GIVEN TASK:
Check each line of the listing below for the string "positiva", and copy the ones that have it.
* * * * * * * * *
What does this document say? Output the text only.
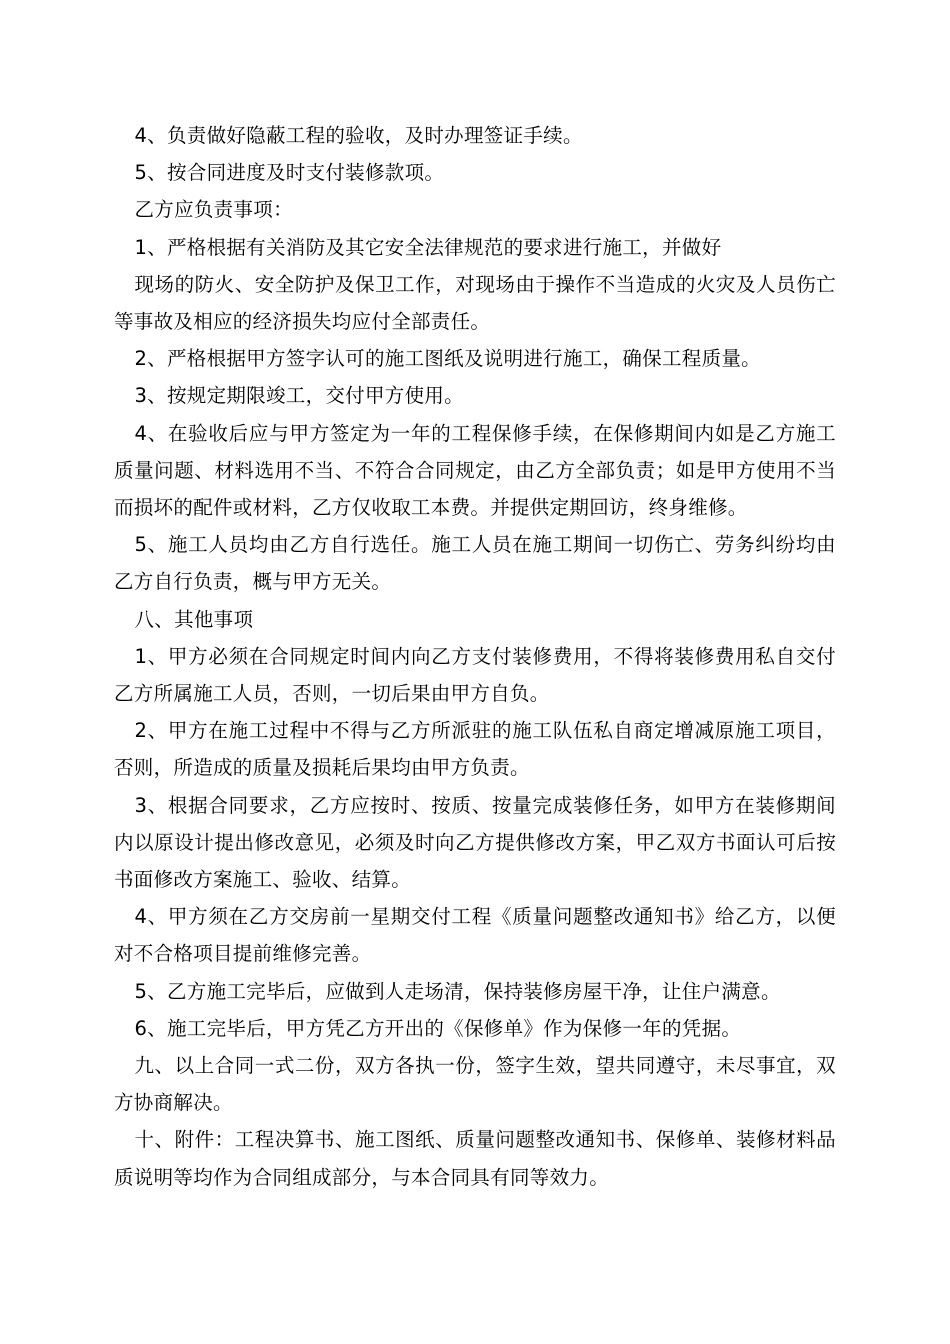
4、负责做好隐蔽工程的验收，及时办理签证手续。

5、按合同进度及时支付装修款项。

乙方应负责事项：

1、严格根据有关消防及其它安全法律规范的要求进行施工，并做好

现场的防火、安全防护及保卫工作，对现场由于操作不当造成的火灾及人员伤亡等事故及相应的经济损失均应付全部责任。

2、严格根据甲方签字认可的施工图纸及说明进行施工，确保工程质量。

3、按规定期限竣工，交付甲方使用。

4、在验收后应与甲方签定为一年的工程保修手续，在保修期间内如是乙方施工质量问题、材料选用不当、不符合合同规定，由乙方全部负责；如是甲方使用不当而损坏的配件或材料，乙方仅收取工本费。并提供定期回访，终身维修。

5、施工人员均由乙方自行选任。施工人员在施工期间一切伤亡、劳务纠纷均由乙方自行负责，概与甲方无关。

八、其他事项

1、甲方必须在合同规定时间内向乙方支付装修费用，不得将装修费用私自交付乙方所属施工人员，否则，一切后果由甲方自负。

2、甲方在施工过程中不得与乙方所派驻的施工队伍私自商定增减原施工项目，否则，所造成的质量及损耗后果均由甲方负责。

3、根据合同要求，乙方应按时、按质、按量完成装修任务，如甲方在装修期间内以原设计提出修改意见，必须及时向乙方提供修改方案，甲乙双方书面认可后按书面修改方案施工、验收、结算。

4、甲方须在乙方交房前一星期交付工程《质量问题整改通知书》给乙方，以便对不合格项目提前维修完善。

5、乙方施工完毕后，应做到人走场清，保持装修房屋干净，让住户满意。

6、施工完毕后，甲方凭乙方开出的《保修单》作为保修一年的凭据。

九、以上合同一式二份，双方各执一份，签字生效，望共同遵守，未尽事宜，双方协商解决。

十、附件：工程决算书、施工图纸、质量问题整改通知书、保修单、装修材料品质说明等均作为合同组成部分，与本合同具有同等效力。
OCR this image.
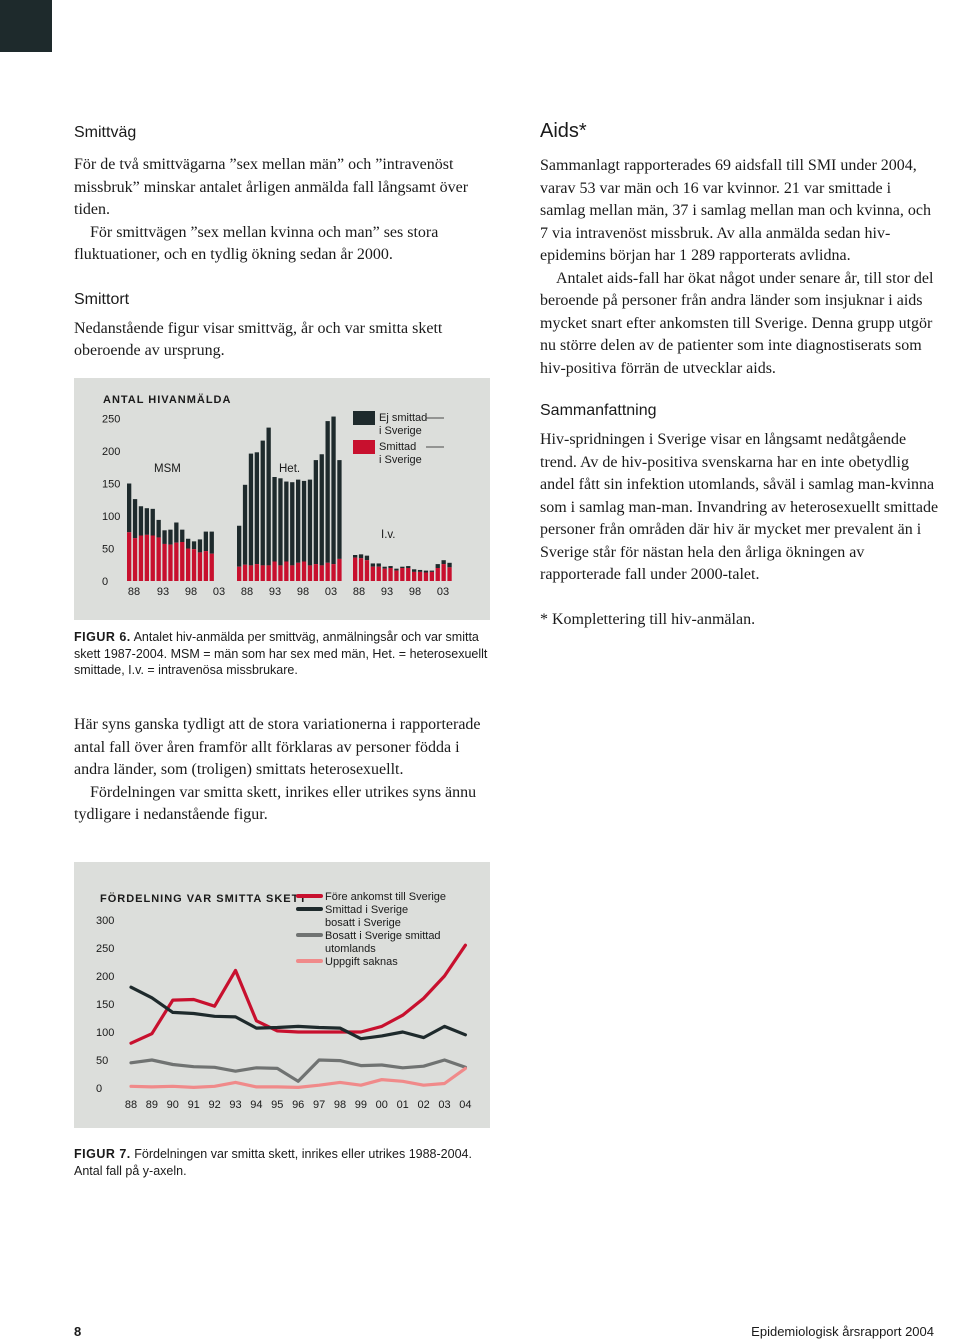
Smittväg

För de två smittvägarna ”sex mellan män” och ”intravenöst missbruk” minskar antalet årligen anmälda fall långsamt över tiden.

För smittvägen ”sex mellan kvinna och man” ses stora fluktuationer, och en tydlig ökning sedan år 2000.

Smittort

Nedanstående figur visar smittväg, år och var smitta skett oberoende av ursprung.

ANTAL HIVANMÄLDA
250
200
150
100
50
0
MSM	Het.
I.v.
88 93 98 03 88 93 98 03 88 93 98 03
Ej smittad
i Sverige
Smittad
i Sverige
FIGUR 6. Antalet hiv-anmälda per smittväg, anmälningsår och var smitta skett 1987-2004. MSM = män som har sex med män, Het. = heterosexuellt smittade, I.v. = intravenösa missbrukare.

Här syns ganska tydligt att de stora variationerna i rapporterade antal fall över åren framför allt förklaras av personer födda i andra länder, som (troligen) smittats heterosexuellt.

Fördelningen var smitta skett, inrikes eller utrikes syns ännu tydligare i nedanstående figur.

FÖRDELNING VAR SMITTA SKETT
300
250
200
150
100
50
0
88 89 90 91 92 93 94 95 96 97 98 99 00 01 02 03 04
Före ankomst till Sverige
Smittad i Sverige
bosatt i Sverige
Bosatt i Sverige smittad
utomlands
Uppgift saknas
FIGUR 7. Fördelningen var smitta skett, inrikes eller utrikes 1988-2004. Antal fall på y-axeln.
Aids*

Sammanlagt rapporterades 69 aidsfall till SMI under 2004, varav 53 var män och 16 var kvinnor. 21 var smittade i samlag mellan män, 37 i samlag mellan man och kvinna, och 7 via intravenöst missbruk. Av alla anmälda sedan hiv-epidemins början har 1 289 rapporterats avlidna.

Antalet aids-fall har ökat något under senare år, till stor del beroende på personer från andra länder som insjuknar i aids mycket snart efter ankomsten till Sverige. Denna grupp utgör nu större delen av de patienter som inte diagnostiserats som hiv-positiva förrän de utvecklar aids.

Sammanfattning

Hiv-spridningen i Sverige visar en långsamt nedåtgående trend. Av de hiv-positiva svenskarna har en inte obetydlig andel fått sin infektion utomlands, såväl i samlag man-kvinna som i samlag man-man. Invandring av heterosexuellt smittade personer från områden där hiv är mycket mer prevalent än i Sverige står för nästan hela den årliga ökningen av rapporterade fall under 2000-talet.

* Komplettering till hiv-anmälan.

8	Epidemiologisk årsrapport 2004
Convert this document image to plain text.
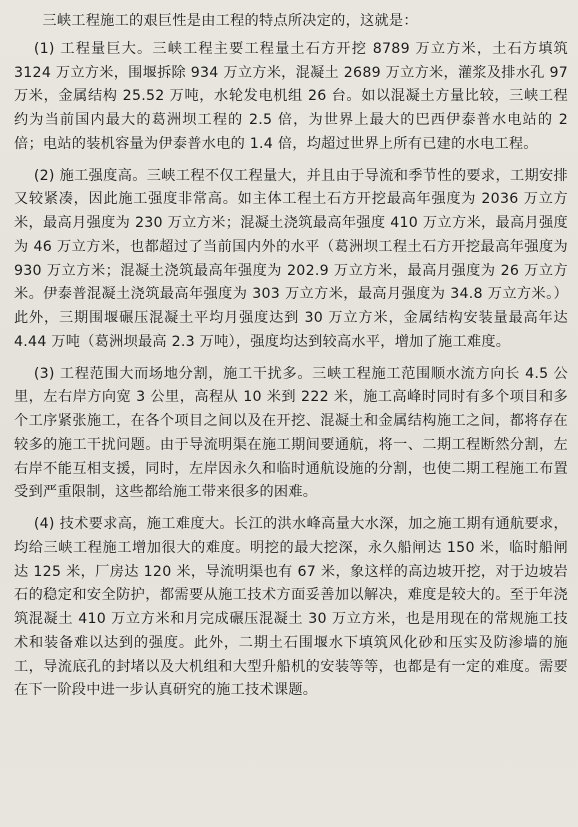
三峡工程施工的艰巨性是由工程的特点所决定的，这就是：

(1) 工程量巨大。三峡工程主要工程量土石方开挖 8789 万立方米，土石方填筑 3124 万立方米，围堰拆除 934 万立方米，混凝土 2689 万立方米，灌浆及排水孔 97 万米，金属结构 25.52 万吨，水轮发电机组 26 台。如以混凝土方量比较，三峡工程约为当前国内最大的葛洲坝工程的 2.5 倍，为世界上最大的巴西伊泰普水电站的 2 倍；电站的装机容量为伊泰普水电的 1.4 倍，均超过世界上所有已建的水电工程。

(2) 施工强度高。三峡工程不仅工程量大，并且由于导流和季节性的要求，工期安排又较紧凑，因此施工强度非常高。如主体工程土石方开挖最高年强度为 2036 万立方米，最高月强度为 230 万立方米；混凝土浇筑最高年强度 410 万立方米，最高月强度为 46 万立方米，也都超过了当前国内外的水平（葛洲坝工程土石方开挖最高年强度为 930 万立方米；混凝土浇筑最高年强度为 202.9 万立方米，最高月强度为 26 万立方米。伊泰普混凝土浇筑最高年强度为 303 万立方米，最高月强度为 34.8 万立方米。）此外，三期围堰碾压混凝土平均月强度达到 30 万立方米，金属结构安装量最高年达 4.44 万吨（葛洲坝最高 2.3 万吨），强度均达到较高水平，增加了施工难度。

(3) 工程范围大而场地分割，施工干扰多。三峡工程施工范围顺水流方向长 4.5 公里，左右岸方向宽 3 公里，高程从 10 米到 222 米，施工高峰时同时有多个项目和多个工序紧张施工，在各个项目之间以及在开挖、混凝土和金属结构施工之间，都将存在较多的施工干扰问题。由于导流明渠在施工期间要通航，将一、二期工程断然分割，左右岸不能互相支援，同时，左岸因永久和临时通航设施的分割，也使二期工程施工布置受到严重限制，这些都给施工带来很多的困难。

(4) 技术要求高，施工难度大。长江的洪水峰高量大水深，加之施工期有通航要求，均给三峡工程施工增加很大的难度。明挖的最大挖深，永久船闸达 150 米，临时船闸达 125 米，厂房达 120 米，导流明渠也有 67 米，象这样的高边坡开挖，对于边坡岩石的稳定和安全防护，都需要从施工技术方面妥善加以解决，难度是较大的。至于年浇筑混凝土 410 万立方米和月完成碾压混凝土 30 万立方米，也是用现在的常规施工技术和装备难以达到的强度。此外，二期土石围堰水下填筑风化砂和压实及防渗墙的施工，导流底孔的封堵以及大机组和大型升船机的安装等等，也都是有一定的难度。需要在下一阶段中进一步认真研究的施工技术课题。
* * * * * * * * *
RESULT:
Antalet aids-fall har ökat något under senare år, till stor del beroende på personer från andra länder som insjuknar i aids mycket snart efter ankomsten till Sverige. Denna grupp utgör nu större delen av de patienter som inte diagnostiserats som hiv-positiva förrän de utvecklar aids.
Hiv-spridningen i Sverige visar en långsamt nedåtgående trend. Av de hiv-positiva svenskarna har en inte obetydlig andel fått sin infektion utomlands, såväl i samlag man-kvinna som i samlag man-man. Invandring av heterosexuellt smittade personer från områden där hiv är mycket mer prevalent än i Sverige står för nästan hela den årliga ökningen av rapporterade fall under 2000-talet.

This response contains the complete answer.